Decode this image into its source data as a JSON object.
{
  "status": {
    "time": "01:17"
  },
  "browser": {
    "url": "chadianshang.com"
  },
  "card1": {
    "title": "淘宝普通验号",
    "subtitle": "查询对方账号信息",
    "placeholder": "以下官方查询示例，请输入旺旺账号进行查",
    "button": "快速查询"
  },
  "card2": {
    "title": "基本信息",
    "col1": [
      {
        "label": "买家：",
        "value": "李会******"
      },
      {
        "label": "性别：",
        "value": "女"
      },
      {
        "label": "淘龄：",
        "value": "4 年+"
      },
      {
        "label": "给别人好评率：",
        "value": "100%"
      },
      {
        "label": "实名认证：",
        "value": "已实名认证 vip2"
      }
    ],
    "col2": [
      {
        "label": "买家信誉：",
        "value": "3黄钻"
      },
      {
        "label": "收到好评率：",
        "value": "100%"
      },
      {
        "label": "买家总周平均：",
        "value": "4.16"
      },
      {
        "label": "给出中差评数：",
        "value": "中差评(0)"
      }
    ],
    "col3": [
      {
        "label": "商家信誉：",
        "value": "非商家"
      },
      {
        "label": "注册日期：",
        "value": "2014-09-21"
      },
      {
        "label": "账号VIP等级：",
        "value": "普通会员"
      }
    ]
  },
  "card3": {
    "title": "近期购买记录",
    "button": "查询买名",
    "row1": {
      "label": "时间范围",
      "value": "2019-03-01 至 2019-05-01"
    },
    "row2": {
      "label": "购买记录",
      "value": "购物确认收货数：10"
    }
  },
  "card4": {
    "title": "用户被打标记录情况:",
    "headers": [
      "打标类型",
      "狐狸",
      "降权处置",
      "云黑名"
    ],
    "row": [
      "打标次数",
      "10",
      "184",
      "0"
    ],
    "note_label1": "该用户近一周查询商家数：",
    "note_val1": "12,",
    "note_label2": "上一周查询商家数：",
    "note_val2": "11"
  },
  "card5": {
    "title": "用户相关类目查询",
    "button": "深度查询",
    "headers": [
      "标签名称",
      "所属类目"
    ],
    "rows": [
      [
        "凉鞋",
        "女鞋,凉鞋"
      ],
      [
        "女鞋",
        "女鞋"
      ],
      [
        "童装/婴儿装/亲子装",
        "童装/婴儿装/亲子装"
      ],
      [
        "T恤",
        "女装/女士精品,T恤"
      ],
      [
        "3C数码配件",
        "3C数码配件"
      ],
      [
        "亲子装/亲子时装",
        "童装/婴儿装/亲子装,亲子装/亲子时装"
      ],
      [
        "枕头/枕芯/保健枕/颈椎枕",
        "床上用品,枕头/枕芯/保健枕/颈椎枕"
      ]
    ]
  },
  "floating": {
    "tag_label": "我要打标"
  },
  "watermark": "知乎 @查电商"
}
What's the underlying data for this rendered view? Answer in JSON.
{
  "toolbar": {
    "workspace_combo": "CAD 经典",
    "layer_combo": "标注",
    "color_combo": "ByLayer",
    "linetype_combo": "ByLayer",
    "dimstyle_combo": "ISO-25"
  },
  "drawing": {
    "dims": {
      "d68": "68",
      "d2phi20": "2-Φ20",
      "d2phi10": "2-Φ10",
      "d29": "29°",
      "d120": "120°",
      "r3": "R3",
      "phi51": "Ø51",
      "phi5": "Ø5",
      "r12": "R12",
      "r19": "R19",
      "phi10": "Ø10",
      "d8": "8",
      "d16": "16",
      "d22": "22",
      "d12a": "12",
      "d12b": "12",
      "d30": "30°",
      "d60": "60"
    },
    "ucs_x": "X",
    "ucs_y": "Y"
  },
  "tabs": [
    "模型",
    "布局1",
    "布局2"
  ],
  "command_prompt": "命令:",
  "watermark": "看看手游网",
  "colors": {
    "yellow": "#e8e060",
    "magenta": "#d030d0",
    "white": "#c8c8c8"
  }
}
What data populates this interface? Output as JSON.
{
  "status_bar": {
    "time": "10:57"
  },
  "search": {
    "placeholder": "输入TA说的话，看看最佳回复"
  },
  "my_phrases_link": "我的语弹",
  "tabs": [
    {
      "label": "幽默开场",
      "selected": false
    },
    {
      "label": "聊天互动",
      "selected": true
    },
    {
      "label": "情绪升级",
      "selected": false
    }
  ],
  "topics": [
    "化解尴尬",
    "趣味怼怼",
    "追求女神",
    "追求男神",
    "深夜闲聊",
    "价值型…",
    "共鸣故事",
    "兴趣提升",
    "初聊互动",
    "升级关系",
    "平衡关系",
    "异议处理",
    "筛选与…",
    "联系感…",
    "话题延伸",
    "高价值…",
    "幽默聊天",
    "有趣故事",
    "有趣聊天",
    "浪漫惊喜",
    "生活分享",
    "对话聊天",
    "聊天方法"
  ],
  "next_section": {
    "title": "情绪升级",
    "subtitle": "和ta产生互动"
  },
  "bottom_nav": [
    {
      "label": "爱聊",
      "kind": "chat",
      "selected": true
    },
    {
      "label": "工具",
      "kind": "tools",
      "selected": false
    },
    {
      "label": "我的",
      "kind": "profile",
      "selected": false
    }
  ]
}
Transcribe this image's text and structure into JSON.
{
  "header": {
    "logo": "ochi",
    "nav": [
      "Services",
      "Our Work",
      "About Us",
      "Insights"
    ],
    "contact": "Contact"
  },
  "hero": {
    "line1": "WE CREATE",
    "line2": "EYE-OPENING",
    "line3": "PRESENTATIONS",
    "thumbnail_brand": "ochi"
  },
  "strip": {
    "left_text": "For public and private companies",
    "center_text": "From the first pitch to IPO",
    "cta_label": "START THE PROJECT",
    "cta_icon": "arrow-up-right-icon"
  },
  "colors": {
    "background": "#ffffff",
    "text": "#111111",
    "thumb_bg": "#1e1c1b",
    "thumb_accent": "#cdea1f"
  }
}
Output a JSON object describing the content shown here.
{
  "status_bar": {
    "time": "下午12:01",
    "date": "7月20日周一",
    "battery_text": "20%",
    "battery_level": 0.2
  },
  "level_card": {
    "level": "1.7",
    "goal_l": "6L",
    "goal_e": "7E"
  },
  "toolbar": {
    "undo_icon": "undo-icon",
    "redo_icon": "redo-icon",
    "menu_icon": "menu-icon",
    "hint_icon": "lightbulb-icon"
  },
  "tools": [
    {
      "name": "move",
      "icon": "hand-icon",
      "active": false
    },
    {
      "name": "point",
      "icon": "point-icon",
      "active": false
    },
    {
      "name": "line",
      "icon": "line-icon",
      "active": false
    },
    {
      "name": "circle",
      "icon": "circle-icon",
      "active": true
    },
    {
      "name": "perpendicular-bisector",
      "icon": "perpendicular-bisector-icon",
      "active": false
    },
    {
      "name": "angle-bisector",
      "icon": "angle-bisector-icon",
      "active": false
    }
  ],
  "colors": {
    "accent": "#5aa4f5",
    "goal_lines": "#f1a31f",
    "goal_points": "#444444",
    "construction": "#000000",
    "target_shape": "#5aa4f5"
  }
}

* **EXERCISE**: From the entries above, copy out every line where the string "image" appears.

* **EXERCISE OUTPUT**:
Decode this image into its source data as a JSON object.
Transcribe this image's text and structure into JSON.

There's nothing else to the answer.